**YOUR TASK**
Return all the data below as it stands, minus the pictures.

Entries taken from a collection:

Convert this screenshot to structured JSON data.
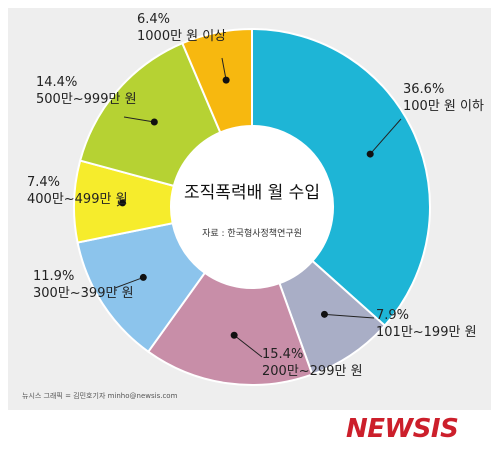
{
  "chart_data": {
    "type": "pie",
    "title": "조직폭력배 월 수입",
    "source": "자료 : 한국형사정책연구원",
    "slices": [
      {
        "pct_label": "36.6%",
        "range_label": "100만 원 이하",
        "value": 36.6,
        "color": "#1eb5d6"
      },
      {
        "pct_label": "7.9%",
        "range_label": "101만~199만 원",
        "value": 7.9,
        "color": "#a9aec6"
      },
      {
        "pct_label": "15.4%",
        "range_label": "200만~299만 원",
        "value": 15.4,
        "color": "#c88ea8"
      },
      {
        "pct_label": "11.9%",
        "range_label": "300만~399만 원",
        "value": 11.9,
        "color": "#8cc4ec"
      },
      {
        "pct_label": "7.4%",
        "range_label": "400만~499만 원",
        "value": 7.4,
        "color": "#f6ec2c"
      },
      {
        "pct_label": "14.4%",
        "range_label": "500만~999만 원",
        "value": 14.4,
        "color": "#b6d233"
      },
      {
        "pct_label": "6.4%",
        "range_label": "1000만 원 이상",
        "value": 6.4,
        "color": "#f7b80f"
      }
    ]
  },
  "credit": "뉴시스 그래픽 = 김민호기자 minho@newsis.com",
  "logo": "NEWSIS"
}
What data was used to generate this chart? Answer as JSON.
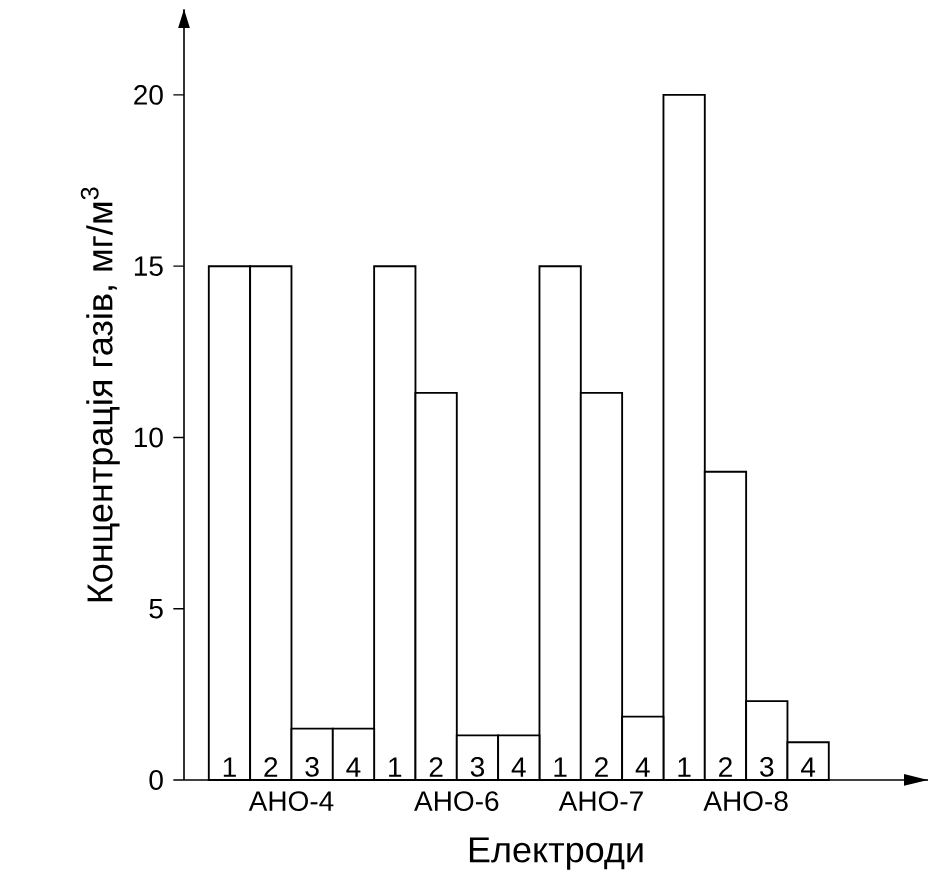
{
  "chart_data": {
    "type": "bar",
    "xlabel": "Електроди",
    "ylabel": "Концентрація газів, мг/м$^{3}$",
    "categories": [
      "АНО-4",
      "АНО-6",
      "АНО-7",
      "АНО-8"
    ],
    "series": [
      {
        "name": "1",
        "color": "#ffffff",
        "values": [
          15,
          15,
          15,
          20
        ]
      },
      {
        "name": "2",
        "color": "#ffffff",
        "values": [
          15,
          11.3,
          11.3,
          9
        ]
      },
      {
        "name": "3",
        "color": "#ffffff",
        "values": [
          1.5,
          1.3,
          null,
          2.3
        ]
      },
      {
        "name": "4",
        "color": "#ffffff",
        "values": [
          1.5,
          1.3,
          1.85,
          1.1
        ]
      }
    ],
    "ylim": [
      0,
      22.5
    ],
    "yticks": [
      0,
      5,
      10,
      15,
      20
    ]
  }
}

**OUTPUT**
Convert this screenshot to structured JSON data.
{
  "chart_data": {
    "type": "pie",
    "title": "조직폭력배 월 수입",
    "source": "자료 : 한국형사정책연구원",
    "slices": [
      {
        "pct_label": "36.6%",
        "range_label": "100만 원 이하",
        "value": 36.6,
        "color": "#1eb5d6"
      },
      {
        "pct_label": "7.9%",
        "range_label": "101만~199만 원",
        "value": 7.9,
        "color": "#a9aec6"
      },
      {
        "pct_label": "15.4%",
        "range_label": "200만~299만 원",
        "value": 15.4,
        "color": "#c88ea8"
      },
      {
        "pct_label": "11.9%",
        "range_label": "300만~399만 원",
        "value": 11.9,
        "color": "#8cc4ec"
      },
      {
        "pct_label": "7.4%",
        "range_label": "400만~499만 원",
        "value": 7.4,
        "color": "#f6ec2c"
      },
      {
        "pct_label": "14.4%",
        "range_label": "500만~999만 원",
        "value": 14.4,
        "color": "#b6d233"
      },
      {
        "pct_label": "6.4%",
        "range_label": "1000만 원 이상",
        "value": 6.4,
        "color": "#f7b80f"
      }
    ]
  },
  "credit": "뉴시스 그래픽 = 김민호기자 minho@newsis.com",
  "logo": "NEWSIS"
}
What data was used to generate this chart? Answer as JSON.
{
  "chart_data": {
    "type": "bar",
    "xlabel": "Електроди",
    "ylabel": "Концентрація газів, мг/м$^{3}$",
    "categories": [
      "АНО-4",
      "АНО-6",
      "АНО-7",
      "АНО-8"
    ],
    "series": [
      {
        "name": "1",
        "color": "#ffffff",
        "values": [
          15,
          15,
          15,
          20
        ]
      },
      {
        "name": "2",
        "color": "#ffffff",
        "values": [
          15,
          11.3,
          11.3,
          9
        ]
      },
      {
        "name": "3",
        "color": "#ffffff",
        "values": [
          1.5,
          1.3,
          null,
          2.3
        ]
      },
      {
        "name": "4",
        "color": "#ffffff",
        "values": [
          1.5,
          1.3,
          1.85,
          1.1
        ]
      }
    ],
    "ylim": [
      0,
      22.5
    ],
    "yticks": [
      0,
      5,
      10,
      15,
      20
    ]
  }
}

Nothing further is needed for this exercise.